#### EXERCISE DIRECTIONS
Beginning with the line that holds "OCR this image." and ending with the last line below, repeat each line exactly, leaving any pictures out.

^^^^

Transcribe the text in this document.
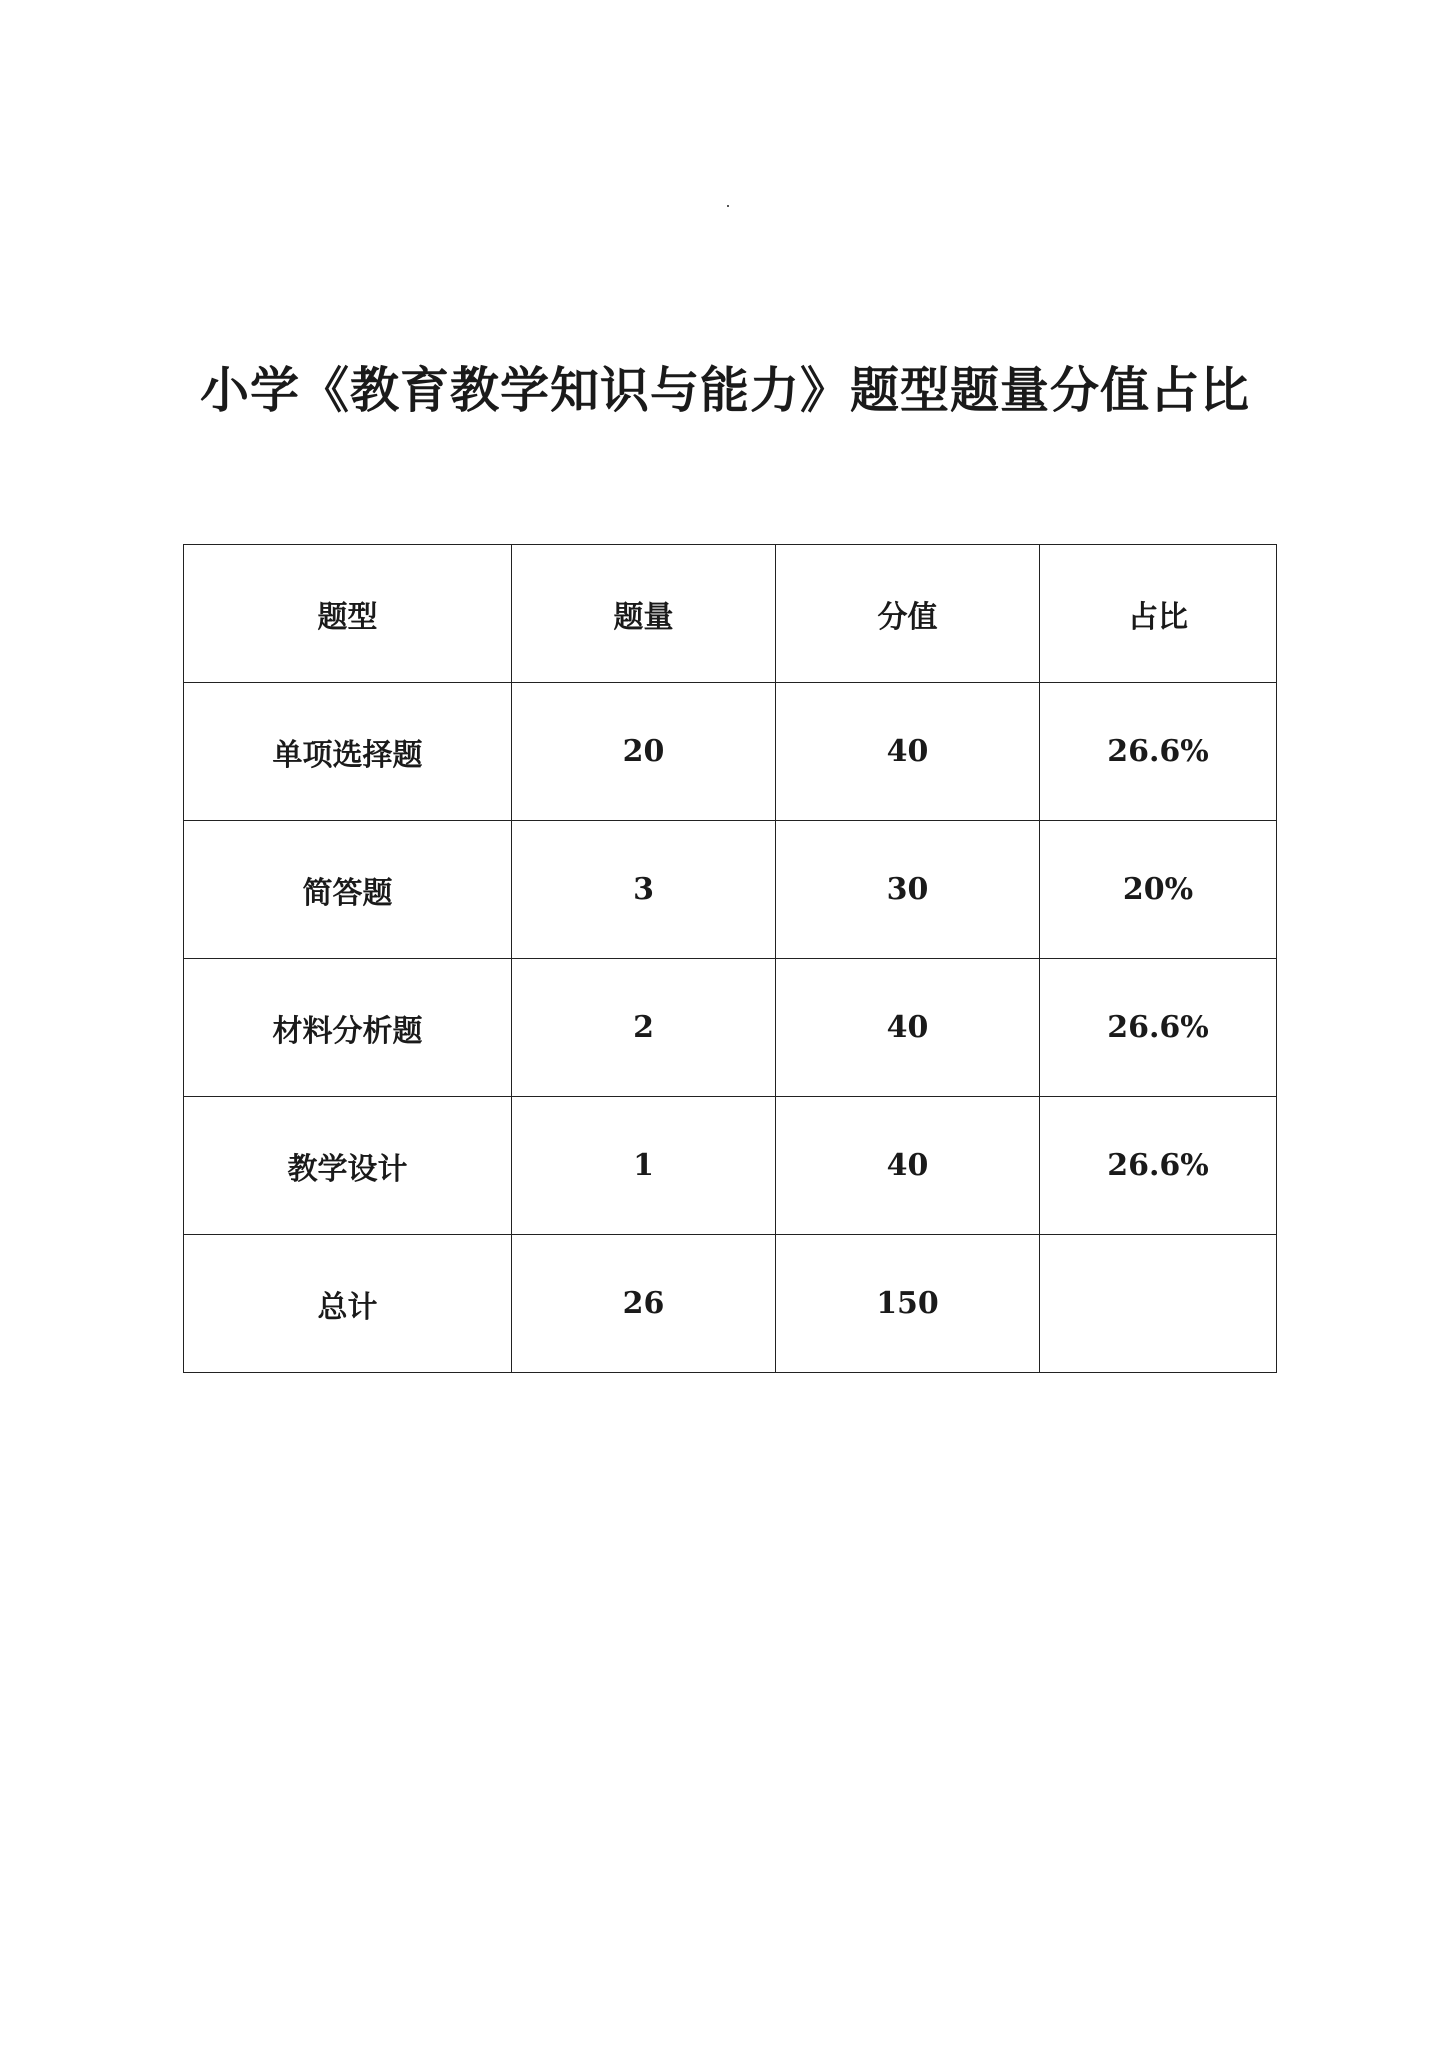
小学《教育教学知识与能力》题型题量分值占比
题型	题量	分值	占比
单项选择题	20	40	26.6%
简答题	3	30	20%
材料分析题	2	40	26.6%
教学设计	1	40	26.6%
总计	26	150	
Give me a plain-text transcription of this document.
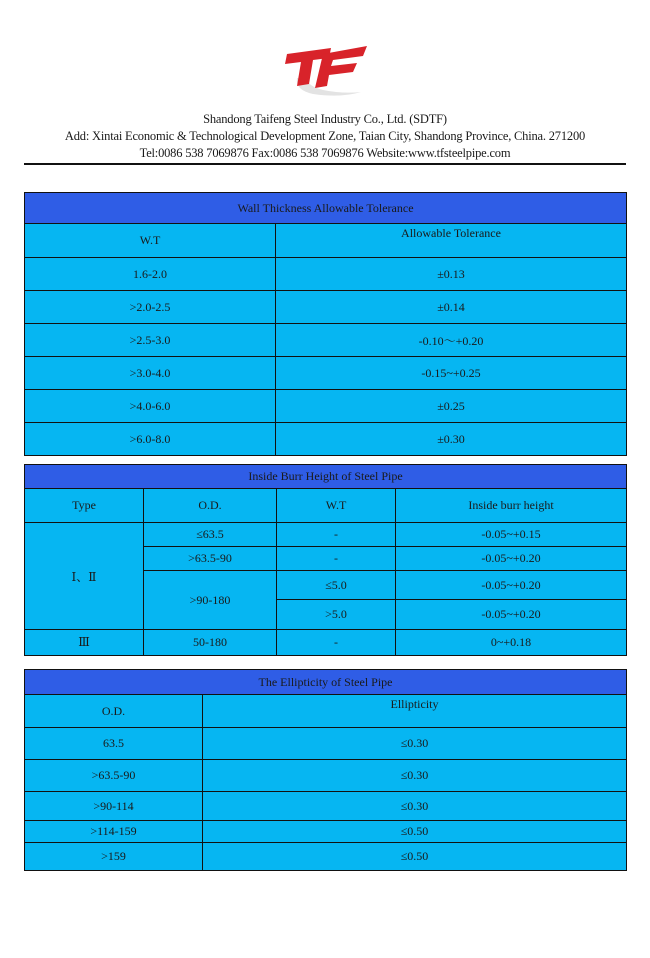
Shandong Taifeng Steel Industry Co., Ltd. (SDTF)
Add: Xintai Economic & Technological Development Zone, Taian City, Shandong Province, China. 271200
Tel:0086 538 7069876 Fax:0086 538 7069876 Website:www.tfsteelpipe.com
Wall Thickness Allowable Tolerance	
W.T	Allowable Tolerance
1.6-2.0	±0.13
>2.0-2.5	±0.14
>2.5-3.0	-0.10～+0.20
>3.0-4.0	-0.15~+0.25
>4.0-6.0	±0.25
>6.0-8.0	±0.30
Inside Burr Height of Steel Pipe			
Type	O.D.	W.T	Inside burr height
Ⅰ、Ⅱ	≤63.5	-	-0.05~+0.15
	>63.5-90	-	-0.05~+0.20
	>90-180	≤5.0	-0.05~+0.20
		>5.0	-0.05~+0.20
Ⅲ	50-180	-	0~+0.18
The Ellipticity of Steel Pipe	
O.D.	Ellipticity
63.5	≤0.30
>63.5-90	≤0.30
>90-114	≤0.30
>114-159	≤0.50
>159	≤0.50
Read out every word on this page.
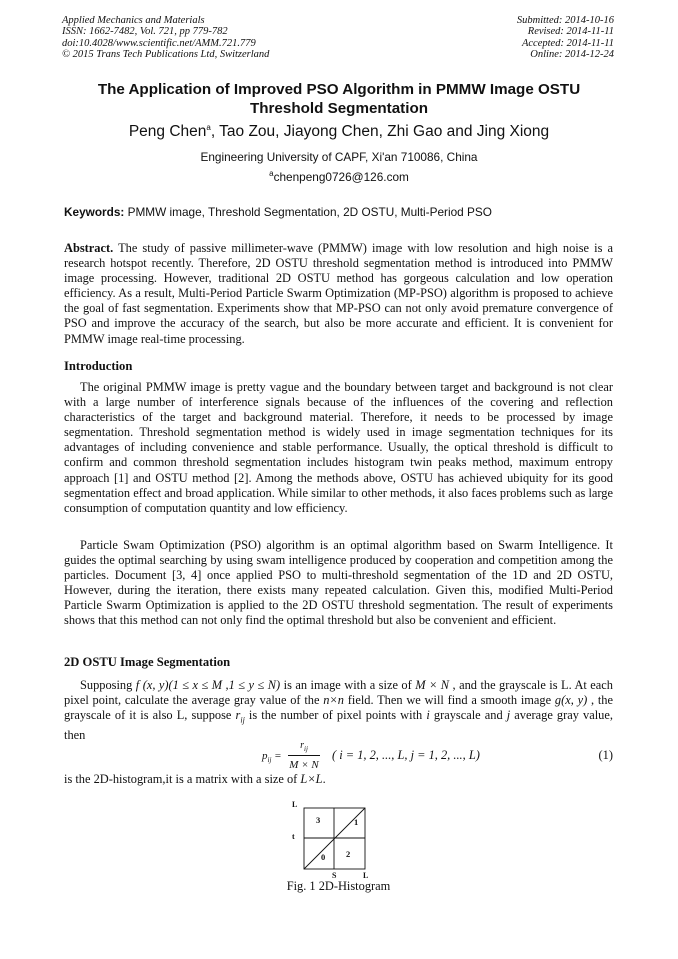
Applied Mechanics and Materials
ISSN: 1662-7482, Vol. 721, pp 779-782
doi:10.4028/www.scientific.net/AMM.721.779
© 2015 Trans Tech Publications Ltd, Switzerland
Submitted: 2014-10-16
Revised: 2014-11-11
Accepted: 2014-11-11
Online: 2014-12-24
The Application of Improved PSO Algorithm in PMMW Image OSTU
Threshold Segmentation
Peng Chen$^a$, Tao Zou, Jiayong Chen, Zhi Gao and Jing Xiong
Engineering University of CAPF, Xi'an 710086, China
$^a$chenpeng0726@126.com
Keywords: PMMW image, Threshold Segmentation, 2D OSTU, Multi-Period PSO
Abstract. The study of passive millimeter-wave (PMMW) image with low resolution and high noise is a research hotspot recently. Therefore, 2D OSTU threshold segmentation method is introduced into PMMW image processing. However, traditional 2D OSTU method has gorgeous calculation and low operation efficiency. As a result, Multi-Period Particle Swarm Optimization (MP-PSO) algorithm is proposed to achieve the goal of fast segmentation. Experiments show that MP-PSO can not only avoid premature convergence of PSO and improve the accuracy of the search, but also be more accurate and efficient. It is convenient for PMMW image real-time processing.
Introduction
The original PMMW image is pretty vague and the boundary between target and background is not clear with a large number of interference signals because of the influences of the covering and reflection characteristics of the target and background material. Therefore, it needs to be processed by image segmentation. Threshold segmentation method is widely used in image segmentation techniques for its advantages of including convenience and stable performance. Usually, the optical threshold is difficult to confirm and common threshold segmentation includes histogram twin peaks method, maximum entropy approach [1] and OSTU method [2]. Among the methods above, OSTU has achieved ubiquity for its good segmentation effect and broad application. While similar to other methods, it also faces problems such as large consumption of computation quantity and low efficiency.
Particle Swam Optimization (PSO) algorithm is an optimal algorithm based on Swarm Intelligence. It guides the optimal searching by using swam intelligence produced by cooperation and competition among the particles. Document [3, 4] once applied PSO to multi-threshold segmentation of the 1D and 2D OSTU, However, during the iteration, there exists many repeated calculation. Given this, modified Multi-Period Particle Swarm Optimization is applied to the 2D OSTU threshold segmentation. The result of experiments shows that this method can not only find the optimal threshold but also be convenient and efficient.
2D OSTU Image Segmentation
Supposing f (x, y)(1 ≤ x ≤ M ,1 ≤ y ≤ N) is an image with a size of M × N , and the grayscale is L. At each pixel point, calculate the average gray value of the n×n field. Then we will find a smooth image g(x, y) , the grayscale of it is also L, suppose $r_{ij}$ is the number of pixel points with i grayscale and j average gray value, then
$p_{ij}$ =
$r_{ij}$
M × N
( i = 1, 2, ..., L, j = 1, 2, ..., L)	(1)
is the 2D-histogram,it is a matrix with a size of L×L.
L
t
S	L
3	1
0 2
Fig. 1 2D-Histogram
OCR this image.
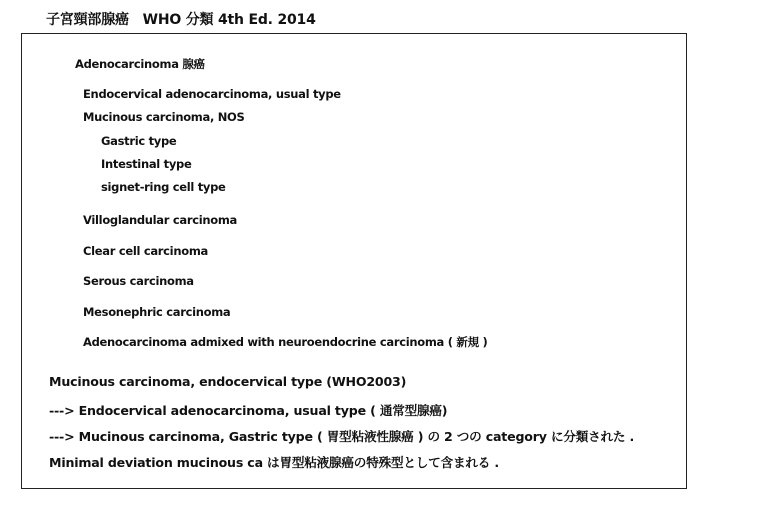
子宮頸部腺癌　WHO 分類 4th Ed. 2014
Adenocarcinoma 腺癌
Endocervical adenocarcinoma, usual type
Mucinous carcinoma, NOS
Gastric type
Intestinal type
signet-ring cell type
Villoglandular carcinoma
Clear cell carcinoma
Serous carcinoma
Mesonephric carcinoma
Adenocarcinoma admixed with neuroendocrine carcinoma ( 新規 )
Mucinous carcinoma, endocervical type (WHO2003)
---> Endocervical adenocarcinoma, usual type ( 通常型腺癌)
---> Mucinous carcinoma, Gastric type ( 胃型粘液性腺癌 ) の 2 つの category に分類された .
Minimal deviation mucinous ca は胃型粘液腺癌の特殊型として含まれる .
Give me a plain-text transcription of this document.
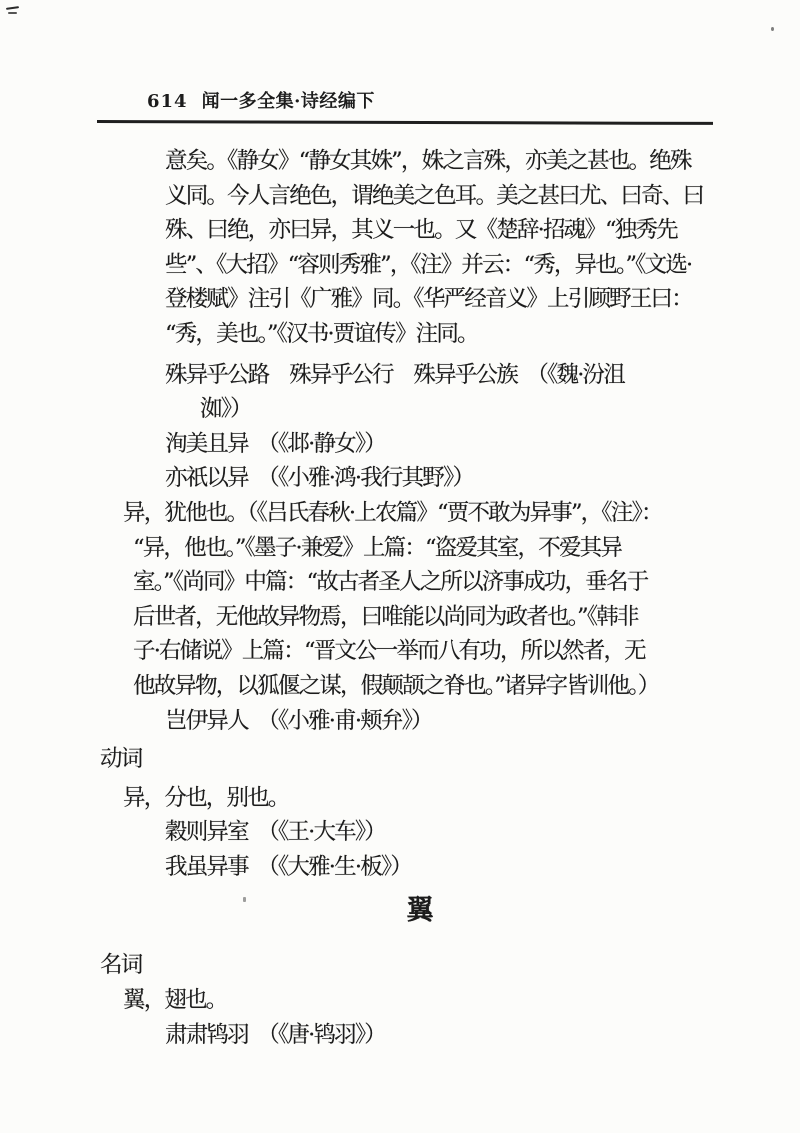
614 闻一多全集·诗经编下
意矣。《静女》“静女其姝”，姝之言殊，亦美之甚也。绝殊
义同。今人言绝色，谓绝美之色耳。美之甚曰尤、曰奇、曰
殊、曰绝，亦曰异，其义一也。又《楚辞·招魂》“独秀先
些”、《大招》“容则秀雅”，《注》并云：“秀，异也。”《文选·
登楼赋》注引《广雅》同。《华严经音义》上引顾野王曰：
“秀，美也。”《汉书·贾谊传》注同。
殊异乎公路　殊异乎公行　殊异乎公族　（《魏·汾沮
洳》）
洵美且异　（《邶·静女》）
亦祇以异　（《小雅·鸿·我行其野》）
异，犹他也。（《吕氏春秋·上农篇》“贾不敢为异事”，《注》：
“异，他也。”《墨子·兼爱》上篇：“盗爱其室，不爱其异
室。”《尚同》中篇：“故古者圣人之所以济事成功，垂名于
后世者，无他故异物焉，曰唯能以尚同为政者也。”《韩非
子·右储说》上篇：“晋文公一举而八有功，所以然者，无
他故异物，以狐偃之谋，假颠颉之脊也。”诸异字皆训他。）
岂伊异人　（《小雅·甫·颊弁》）
动词
异，分也，别也。
穀则异室　（《王·大车》）
我虽异事　（《大雅·生·板》）
翼
名词
翼，翅也。
肃肃鸨羽　（《唐·鸨羽》）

^^^^

#### TASK SOLUTION
OCR this image.
子宮頸部腺癌　WHO 分類 4th Ed. 2014
Adenocarcinoma 腺癌
Endocervical adenocarcinoma, usual type
Mucinous carcinoma, NOS
Gastric type
Intestinal type
signet-ring cell type
Villoglandular carcinoma
Clear cell carcinoma
Serous carcinoma
Mesonephric carcinoma
Adenocarcinoma admixed with neuroendocrine carcinoma ( 新規 )
Mucinous carcinoma, endocervical type (WHO2003)
---> Endocervical adenocarcinoma, usual type ( 通常型腺癌)
---> Mucinous carcinoma, Gastric type ( 胃型粘液性腺癌 ) の 2 つの category に分類された .
Minimal deviation mucinous ca は胃型粘液腺癌の特殊型として含まれる .
Give me a plain-text transcription of this document.
614 闻一多全集·诗经编下
意矣。《静女》“静女其姝”，姝之言殊，亦美之甚也。绝殊
义同。今人言绝色，谓绝美之色耳。美之甚曰尤、曰奇、曰
殊、曰绝，亦曰异，其义一也。又《楚辞·招魂》“独秀先
些”、《大招》“容则秀雅”，《注》并云：“秀，异也。”《文选·
登楼赋》注引《广雅》同。《华严经音义》上引顾野王曰：
“秀，美也。”《汉书·贾谊传》注同。
殊异乎公路　殊异乎公行　殊异乎公族　（《魏·汾沮
洳》）
洵美且异　（《邶·静女》）
亦祇以异　（《小雅·鸿·我行其野》）
异，犹他也。（《吕氏春秋·上农篇》“贾不敢为异事”，《注》：
“异，他也。”《墨子·兼爱》上篇：“盗爱其室，不爱其异
室。”《尚同》中篇：“故古者圣人之所以济事成功，垂名于
后世者，无他故异物焉，曰唯能以尚同为政者也。”《韩非
子·右储说》上篇：“晋文公一举而八有功，所以然者，无
他故异物，以狐偃之谋，假颠颉之脊也。”诸异字皆训他。）
岂伊异人　（《小雅·甫·颊弁》）
动词
异，分也，别也。
穀则异室　（《王·大车》）
我虽异事　（《大雅·生·板》）
翼
名词
翼，翅也。
肃肃鸨羽　（《唐·鸨羽》）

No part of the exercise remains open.